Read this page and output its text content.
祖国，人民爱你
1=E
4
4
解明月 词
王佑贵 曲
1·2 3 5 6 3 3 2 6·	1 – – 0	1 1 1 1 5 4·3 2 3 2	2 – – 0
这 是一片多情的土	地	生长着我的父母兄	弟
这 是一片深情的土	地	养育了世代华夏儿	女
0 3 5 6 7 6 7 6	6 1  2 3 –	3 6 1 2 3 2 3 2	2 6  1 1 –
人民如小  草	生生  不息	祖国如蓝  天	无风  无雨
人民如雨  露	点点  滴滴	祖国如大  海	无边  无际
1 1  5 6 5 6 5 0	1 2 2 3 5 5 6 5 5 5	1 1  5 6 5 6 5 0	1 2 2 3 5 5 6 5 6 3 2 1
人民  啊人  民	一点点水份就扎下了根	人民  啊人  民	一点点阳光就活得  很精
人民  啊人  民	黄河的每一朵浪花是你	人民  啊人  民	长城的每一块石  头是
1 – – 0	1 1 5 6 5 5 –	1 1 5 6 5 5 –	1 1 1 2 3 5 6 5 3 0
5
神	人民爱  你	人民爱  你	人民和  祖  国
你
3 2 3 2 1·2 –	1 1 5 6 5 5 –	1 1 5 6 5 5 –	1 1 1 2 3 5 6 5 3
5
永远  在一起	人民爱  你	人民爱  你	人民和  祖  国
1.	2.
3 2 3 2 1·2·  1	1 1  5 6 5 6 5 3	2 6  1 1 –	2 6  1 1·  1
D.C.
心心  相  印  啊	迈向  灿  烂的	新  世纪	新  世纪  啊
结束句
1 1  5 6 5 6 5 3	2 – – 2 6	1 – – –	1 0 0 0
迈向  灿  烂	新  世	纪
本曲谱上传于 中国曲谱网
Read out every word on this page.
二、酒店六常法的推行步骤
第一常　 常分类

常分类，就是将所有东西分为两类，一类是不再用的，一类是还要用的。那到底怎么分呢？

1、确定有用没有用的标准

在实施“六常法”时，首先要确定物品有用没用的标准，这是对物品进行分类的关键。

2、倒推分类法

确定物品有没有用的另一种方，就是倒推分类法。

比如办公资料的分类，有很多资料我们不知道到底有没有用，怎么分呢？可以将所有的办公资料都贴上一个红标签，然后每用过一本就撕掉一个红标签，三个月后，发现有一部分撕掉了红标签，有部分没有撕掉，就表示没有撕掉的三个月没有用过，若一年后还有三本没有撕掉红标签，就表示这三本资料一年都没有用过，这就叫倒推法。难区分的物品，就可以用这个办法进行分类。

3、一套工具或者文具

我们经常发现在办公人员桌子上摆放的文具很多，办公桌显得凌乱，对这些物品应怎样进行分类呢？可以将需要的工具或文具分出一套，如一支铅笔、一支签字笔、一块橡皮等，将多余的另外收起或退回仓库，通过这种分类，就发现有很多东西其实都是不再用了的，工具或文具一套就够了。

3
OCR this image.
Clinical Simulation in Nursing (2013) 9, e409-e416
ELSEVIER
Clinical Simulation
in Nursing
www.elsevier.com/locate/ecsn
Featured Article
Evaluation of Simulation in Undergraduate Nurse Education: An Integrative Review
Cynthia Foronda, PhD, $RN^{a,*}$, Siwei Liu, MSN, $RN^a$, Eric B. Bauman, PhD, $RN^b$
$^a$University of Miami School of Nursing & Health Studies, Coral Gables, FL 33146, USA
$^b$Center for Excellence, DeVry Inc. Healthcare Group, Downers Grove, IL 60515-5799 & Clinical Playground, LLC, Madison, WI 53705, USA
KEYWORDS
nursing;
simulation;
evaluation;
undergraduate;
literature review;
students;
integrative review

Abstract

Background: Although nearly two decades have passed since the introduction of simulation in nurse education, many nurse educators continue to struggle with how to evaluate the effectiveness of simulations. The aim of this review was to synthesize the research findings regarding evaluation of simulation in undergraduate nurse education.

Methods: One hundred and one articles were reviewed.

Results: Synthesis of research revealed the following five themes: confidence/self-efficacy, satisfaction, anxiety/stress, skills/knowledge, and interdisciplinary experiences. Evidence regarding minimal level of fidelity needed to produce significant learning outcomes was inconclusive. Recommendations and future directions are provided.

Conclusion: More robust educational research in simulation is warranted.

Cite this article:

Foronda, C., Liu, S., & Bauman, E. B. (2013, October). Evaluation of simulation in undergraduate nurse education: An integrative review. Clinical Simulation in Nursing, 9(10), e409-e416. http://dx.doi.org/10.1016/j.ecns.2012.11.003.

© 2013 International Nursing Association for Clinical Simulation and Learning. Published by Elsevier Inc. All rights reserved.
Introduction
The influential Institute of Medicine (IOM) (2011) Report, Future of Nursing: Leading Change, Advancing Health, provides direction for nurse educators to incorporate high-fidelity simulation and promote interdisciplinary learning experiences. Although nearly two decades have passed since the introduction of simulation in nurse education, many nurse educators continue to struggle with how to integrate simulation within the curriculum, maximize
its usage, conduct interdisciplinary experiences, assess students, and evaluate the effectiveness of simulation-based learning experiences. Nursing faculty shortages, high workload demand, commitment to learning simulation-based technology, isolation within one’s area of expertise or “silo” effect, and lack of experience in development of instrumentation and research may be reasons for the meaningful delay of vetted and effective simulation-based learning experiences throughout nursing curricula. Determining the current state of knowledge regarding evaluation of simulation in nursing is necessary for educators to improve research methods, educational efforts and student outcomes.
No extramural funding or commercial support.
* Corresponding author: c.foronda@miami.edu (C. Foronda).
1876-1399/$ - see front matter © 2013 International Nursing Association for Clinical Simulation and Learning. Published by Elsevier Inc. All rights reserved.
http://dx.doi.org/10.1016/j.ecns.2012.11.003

***

▶ _Stated task_: Copy out the whole listing exactly as written.

▶ _Output for this task_:
Read this page and output its text content.
祖国，人民爱你
1=E
4
4
解明月 词
王佑贵 曲
1·2 3 5 6 3 3 2 6·	1 – – 0	1 1 1 1 5 4·3 2 3 2	2 – – 0
这 是一片多情的土	地	生长着我的父母兄	弟
这 是一片深情的土	地	养育了世代华夏儿	女
0 3 5 6 7 6 7 6	6 1  2 3 –	3 6 1 2 3 2 3 2	2 6  1 1 –
人民如小  草	生生  不息	祖国如蓝  天	无风  无雨
人民如雨  露	点点  滴滴	祖国如大  海	无边  无际
1 1  5 6 5 6 5 0	1 2 2 3 5 5 6 5 5 5	1 1  5 6 5 6 5 0	1 2 2 3 5 5 6 5 6 3 2 1
人民  啊人  民	一点点水份就扎下了根	人民  啊人  民	一点点阳光就活得  很精
人民  啊人  民	黄河的每一朵浪花是你	人民  啊人  民	长城的每一块石  头是
1 – – 0	1 1 5 6 5 5 –	1 1 5 6 5 5 –	1 1 1 2 3 5 6 5 3 0
5
神	人民爱  你	人民爱  你	人民和  祖  国
你
3 2 3 2 1·2 –	1 1 5 6 5 5 –	1 1 5 6 5 5 –	1 1 1 2 3 5 6 5 3
5
永远  在一起	人民爱  你	人民爱  你	人民和  祖  国
1.	2.
3 2 3 2 1·2·  1	1 1  5 6 5 6 5 3	2 6  1 1 –	2 6  1 1·  1
D.C.
心心  相  印  啊	迈向  灿  烂的	新  世纪	新  世纪  啊
结束句
1 1  5 6 5 6 5 3	2 – – 2 6	1 – – –	1 0 0 0
迈向  灿  烂	新  世	纪
本曲谱上传于 中国曲谱网
Read out every word on this page.
二、酒店六常法的推行步骤
第一常　 常分类

常分类，就是将所有东西分为两类，一类是不再用的，一类是还要用的。那到底怎么分呢？

1、确定有用没有用的标准

在实施“六常法”时，首先要确定物品有用没用的标准，这是对物品进行分类的关键。

2、倒推分类法

确定物品有没有用的另一种方，就是倒推分类法。

比如办公资料的分类，有很多资料我们不知道到底有没有用，怎么分呢？可以将所有的办公资料都贴上一个红标签，然后每用过一本就撕掉一个红标签，三个月后，发现有一部分撕掉了红标签，有部分没有撕掉，就表示没有撕掉的三个月没有用过，若一年后还有三本没有撕掉红标签，就表示这三本资料一年都没有用过，这就叫倒推法。难区分的物品，就可以用这个办法进行分类。

3、一套工具或者文具

我们经常发现在办公人员桌子上摆放的文具很多，办公桌显得凌乱，对这些物品应怎样进行分类呢？可以将需要的工具或文具分出一套，如一支铅笔、一支签字笔、一块橡皮等，将多余的另外收起或退回仓库，通过这种分类，就发现有很多东西其实都是不再用了的，工具或文具一套就够了。

3
OCR this image.
Clinical Simulation in Nursing (2013) 9, e409-e416
ELSEVIER
Clinical Simulation
in Nursing
www.elsevier.com/locate/ecsn
Featured Article
Evaluation of Simulation in Undergraduate Nurse Education: An Integrative Review
Cynthia Foronda, PhD, $RN^{a,*}$, Siwei Liu, MSN, $RN^a$, Eric B. Bauman, PhD, $RN^b$
$^a$University of Miami School of Nursing & Health Studies, Coral Gables, FL 33146, USA
$^b$Center for Excellence, DeVry Inc. Healthcare Group, Downers Grove, IL 60515-5799 & Clinical Playground, LLC, Madison, WI 53705, USA
KEYWORDS
nursing;
simulation;
evaluation;
undergraduate;
literature review;
students;
integrative review

Abstract

Background: Although nearly two decades have passed since the introduction of simulation in nurse education, many nurse educators continue to struggle with how to evaluate the effectiveness of simulations. The aim of this review was to synthesize the research findings regarding evaluation of simulation in undergraduate nurse education.

Methods: One hundred and one articles were reviewed.

Results: Synthesis of research revealed the following five themes: confidence/self-efficacy, satisfaction, anxiety/stress, skills/knowledge, and interdisciplinary experiences. Evidence regarding minimal level of fidelity needed to produce significant learning outcomes was inconclusive. Recommendations and future directions are provided.

Conclusion: More robust educational research in simulation is warranted.

Cite this article:

Foronda, C., Liu, S., & Bauman, E. B. (2013, October). Evaluation of simulation in undergraduate nurse education: An integrative review. Clinical Simulation in Nursing, 9(10), e409-e416. http://dx.doi.org/10.1016/j.ecns.2012.11.003.

© 2013 International Nursing Association for Clinical Simulation and Learning. Published by Elsevier Inc. All rights reserved.
Introduction
The influential Institute of Medicine (IOM) (2011) Report, Future of Nursing: Leading Change, Advancing Health, provides direction for nurse educators to incorporate high-fidelity simulation and promote interdisciplinary learning experiences. Although nearly two decades have passed since the introduction of simulation in nurse education, many nurse educators continue to struggle with how to integrate simulation within the curriculum, maximize
its usage, conduct interdisciplinary experiences, assess students, and evaluate the effectiveness of simulation-based learning experiences. Nursing faculty shortages, high workload demand, commitment to learning simulation-based technology, isolation within one’s area of expertise or “silo” effect, and lack of experience in development of instrumentation and research may be reasons for the meaningful delay of vetted and effective simulation-based learning experiences throughout nursing curricula. Determining the current state of knowledge regarding evaluation of simulation in nursing is necessary for educators to improve research methods, educational efforts and student outcomes.
No extramural funding or commercial support.
* Corresponding author: c.foronda@miami.edu (C. Foronda).
1876-1399/$ - see front matter © 2013 International Nursing Association for Clinical Simulation and Learning. Published by Elsevier Inc. All rights reserved.
http://dx.doi.org/10.1016/j.ecns.2012.11.003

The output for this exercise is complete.